EXERCISE PROMPT:
Reproduce every entry exactly and leave its pictures out.

------------

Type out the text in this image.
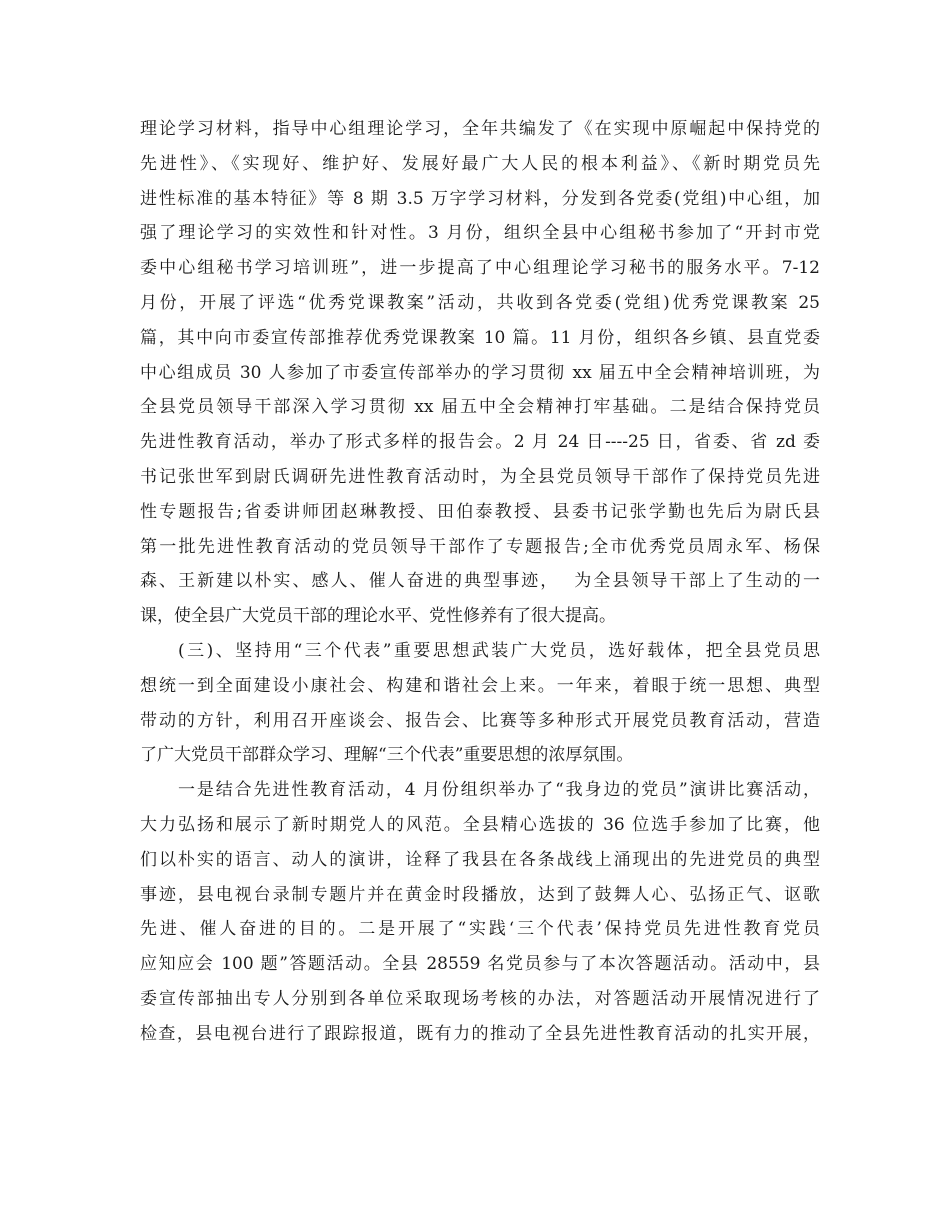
理论学习材料，指导中心组理论学习，全年共编发了《在实现中原崛起中保持党的
先进性》、《实现好、维护好、发展好最广大人民的根本利益》、《新时期党员先
进性标准的基本特征》等 8 期 3.5 万字学习材料，分发到各党委(党组)中心组，加
强了理论学习的实效性和针对性。3 月份，组织全县中心组秘书参加了“开封市党
委中心组秘书学习培训班”，进一步提高了中心组理论学习秘书的服务水平。7-12
月份，开展了评选“优秀党课教案”活动，共收到各党委(党组)优秀党课教案 25
篇，其中向市委宣传部推荐优秀党课教案 10 篇。11 月份，组织各乡镇、县直党委
中心组成员 30 人参加了市委宣传部举办的学习贯彻 xx 届五中全会精神培训班，为
全县党员领导干部深入学习贯彻 xx 届五中全会精神打牢基础。二是结合保持党员
先进性教育活动，举办了形式多样的报告会。2 月 24 日----25 日，省委、省 zd 委
书记张世军到尉氏调研先进性教育活动时，为全县党员领导干部作了保持党员先进
性专题报告;省委讲师团赵琳教授、田伯泰教授、县委书记张学勤也先后为尉氏县
第一批先进性教育活动的党员领导干部作了专题报告;全市优秀党员周永军、杨保
森、王新建以朴实、感人、催人奋进的典型事迹，  为全县领导干部上了生动的一
课，使全县广大党员干部的理论水平、党性修养有了很大提高。
(三)、坚持用“三个代表”重要思想武装广大党员，选好载体，把全县党员思
想统一到全面建设小康社会、构建和谐社会上来。一年来，着眼于统一思想、典型
带动的方针，利用召开座谈会、报告会、比赛等多种形式开展党员教育活动，营造
了广大党员干部群众学习、理解“三个代表”重要思想的浓厚氛围。
一是结合先进性教育活动，4 月份组织举办了“我身边的党员”演讲比赛活动，
大力弘扬和展示了新时期党人的风范。全县精心选拔的 36 位选手参加了比赛，他
们以朴实的语言、动人的演讲，诠释了我县在各条战线上涌现出的先进党员的典型
事迹，县电视台录制专题片并在黄金时段播放，达到了鼓舞人心、弘扬正气、讴歌
先进、催人奋进的目的。二是开展了“实践‘三个代表’保持党员先进性教育党员
应知应会 100 题”答题活动。全县 28559 名党员参与了本次答题活动。活动中，县
委宣传部抽出专人分别到各单位采取现场考核的办法，对答题活动开展情况进行了
检查，县电视台进行了跟踪报道，既有力的推动了全县先进性教育活动的扎实开展，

------------

FULL RESPONSE:
Type out the text in this image.
理论学习材料，指导中心组理论学习，全年共编发了《在实现中原崛起中保持党的
先进性》、《实现好、维护好、发展好最广大人民的根本利益》、《新时期党员先
进性标准的基本特征》等 8 期 3.5 万字学习材料，分发到各党委(党组)中心组，加
强了理论学习的实效性和针对性。3 月份，组织全县中心组秘书参加了“开封市党
委中心组秘书学习培训班”，进一步提高了中心组理论学习秘书的服务水平。7-12
月份，开展了评选“优秀党课教案”活动，共收到各党委(党组)优秀党课教案 25
篇，其中向市委宣传部推荐优秀党课教案 10 篇。11 月份，组织各乡镇、县直党委
中心组成员 30 人参加了市委宣传部举办的学习贯彻 xx 届五中全会精神培训班，为
全县党员领导干部深入学习贯彻 xx 届五中全会精神打牢基础。二是结合保持党员
先进性教育活动，举办了形式多样的报告会。2 月 24 日----25 日，省委、省 zd 委
书记张世军到尉氏调研先进性教育活动时，为全县党员领导干部作了保持党员先进
性专题报告;省委讲师团赵琳教授、田伯泰教授、县委书记张学勤也先后为尉氏县
第一批先进性教育活动的党员领导干部作了专题报告;全市优秀党员周永军、杨保
森、王新建以朴实、感人、催人奋进的典型事迹，  为全县领导干部上了生动的一
课，使全县广大党员干部的理论水平、党性修养有了很大提高。
(三)、坚持用“三个代表”重要思想武装广大党员，选好载体，把全县党员思
想统一到全面建设小康社会、构建和谐社会上来。一年来，着眼于统一思想、典型
带动的方针，利用召开座谈会、报告会、比赛等多种形式开展党员教育活动，营造
了广大党员干部群众学习、理解“三个代表”重要思想的浓厚氛围。
一是结合先进性教育活动，4 月份组织举办了“我身边的党员”演讲比赛活动，
大力弘扬和展示了新时期党人的风范。全县精心选拔的 36 位选手参加了比赛，他
们以朴实的语言、动人的演讲，诠释了我县在各条战线上涌现出的先进党员的典型
事迹，县电视台录制专题片并在黄金时段播放，达到了鼓舞人心、弘扬正气、讴歌
先进、催人奋进的目的。二是开展了“实践‘三个代表’保持党员先进性教育党员
应知应会 100 题”答题活动。全县 28559 名党员参与了本次答题活动。活动中，县
委宣传部抽出专人分别到各单位采取现场考核的办法，对答题活动开展情况进行了
检查，县电视台进行了跟踪报道，既有力的推动了全县先进性教育活动的扎实开展，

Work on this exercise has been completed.